Stored entries:
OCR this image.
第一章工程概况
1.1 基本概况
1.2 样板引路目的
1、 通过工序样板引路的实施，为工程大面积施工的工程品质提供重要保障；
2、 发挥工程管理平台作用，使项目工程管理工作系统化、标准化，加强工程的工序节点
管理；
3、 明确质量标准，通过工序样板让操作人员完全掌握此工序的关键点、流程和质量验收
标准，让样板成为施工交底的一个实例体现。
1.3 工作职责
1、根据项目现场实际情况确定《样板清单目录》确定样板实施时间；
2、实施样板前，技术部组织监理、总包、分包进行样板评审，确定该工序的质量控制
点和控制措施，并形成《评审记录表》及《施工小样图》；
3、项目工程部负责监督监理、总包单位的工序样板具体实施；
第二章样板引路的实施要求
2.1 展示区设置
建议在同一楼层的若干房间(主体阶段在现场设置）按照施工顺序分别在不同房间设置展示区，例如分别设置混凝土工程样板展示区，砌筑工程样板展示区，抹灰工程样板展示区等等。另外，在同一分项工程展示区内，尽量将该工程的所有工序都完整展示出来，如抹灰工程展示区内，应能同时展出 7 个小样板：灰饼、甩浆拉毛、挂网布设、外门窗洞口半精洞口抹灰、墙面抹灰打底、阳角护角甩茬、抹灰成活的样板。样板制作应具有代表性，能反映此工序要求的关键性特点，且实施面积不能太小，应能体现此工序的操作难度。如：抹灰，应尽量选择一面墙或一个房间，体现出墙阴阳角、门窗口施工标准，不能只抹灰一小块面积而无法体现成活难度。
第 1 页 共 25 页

** AIM **
The records above must be repeated exactly, every one of them.

** TASK RESPONSE **
OCR this image.
第一章工程概况
1.1 基本概况
1.2 样板引路目的
1、 通过工序样板引路的实施，为工程大面积施工的工程品质提供重要保障；
2、 发挥工程管理平台作用，使项目工程管理工作系统化、标准化，加强工程的工序节点
管理；
3、 明确质量标准，通过工序样板让操作人员完全掌握此工序的关键点、流程和质量验收
标准，让样板成为施工交底的一个实例体现。
1.3 工作职责
1、根据项目现场实际情况确定《样板清单目录》确定样板实施时间；
2、实施样板前，技术部组织监理、总包、分包进行样板评审，确定该工序的质量控制
点和控制措施，并形成《评审记录表》及《施工小样图》；
3、项目工程部负责监督监理、总包单位的工序样板具体实施；
第二章样板引路的实施要求
2.1 展示区设置
建议在同一楼层的若干房间(主体阶段在现场设置）按照施工顺序分别在不同房间设置展示区，例如分别设置混凝土工程样板展示区，砌筑工程样板展示区，抹灰工程样板展示区等等。另外，在同一分项工程展示区内，尽量将该工程的所有工序都完整展示出来，如抹灰工程展示区内，应能同时展出 7 个小样板：灰饼、甩浆拉毛、挂网布设、外门窗洞口半精洞口抹灰、墙面抹灰打底、阳角护角甩茬、抹灰成活的样板。样板制作应具有代表性，能反映此工序要求的关键性特点，且实施面积不能太小，应能体现此工序的操作难度。如：抹灰，应尽量选择一面墙或一个房间，体现出墙阴阳角、门窗口施工标准，不能只抹灰一小块面积而无法体现成活难度。
第 1 页 共 25 页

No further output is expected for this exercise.